Stored items from a collection
* * *

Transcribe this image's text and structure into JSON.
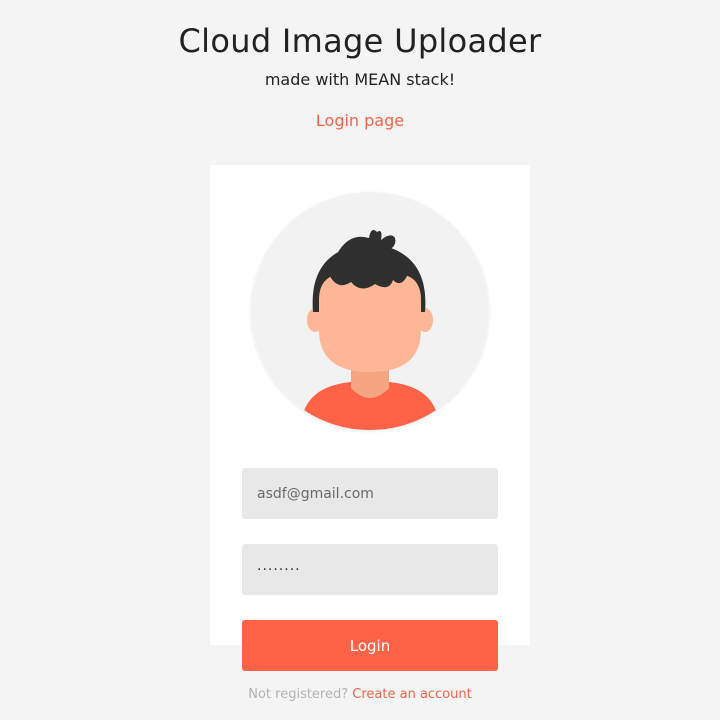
{
  "header": {
    "title": "Cloud Image Uploader",
    "subtitle": "made with MEAN stack!",
    "page_link": "Login page"
  },
  "avatar": {
    "icon": "user-avatar-illustration",
    "colors": {
      "circle_bg": "#f2f2f2",
      "hair": "#2f2f2f",
      "skin": "#fdb797",
      "shirt": "#ff6347"
    }
  },
  "form": {
    "email_value": "asdf@gmail.com",
    "password_value": "········",
    "submit_label": "Login"
  },
  "footer": {
    "prompt": "Not registered?",
    "link_label": "Create an account"
  },
  "colors": {
    "accent": "#ff6347",
    "link": "#f26449",
    "background": "#f4f4f4",
    "card": "#ffffff",
    "input_bg": "#e8e8e8"
  }
}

* * *

» Exercise objective
Return all of the entries exactly as written, but drop any pictures they hold.

» The response
Transcribe this image's text and structure into JSON.
{
  "header": {
    "title": "Cloud Image Uploader",
    "subtitle": "made with MEAN stack!",
    "page_link": "Login page"
  },
  "avatar": {
    "icon": "user-avatar-illustration",
    "colors": {
      "circle_bg": "#f2f2f2",
      "hair": "#2f2f2f",
      "skin": "#fdb797",
      "shirt": "#ff6347"
    }
  },
  "form": {
    "email_value": "asdf@gmail.com",
    "password_value": "········",
    "submit_label": "Login"
  },
  "footer": {
    "prompt": "Not registered?",
    "link_label": "Create an account"
  },
  "colors": {
    "accent": "#ff6347",
    "link": "#f26449",
    "background": "#f4f4f4",
    "card": "#ffffff",
    "input_bg": "#e8e8e8"
  }
}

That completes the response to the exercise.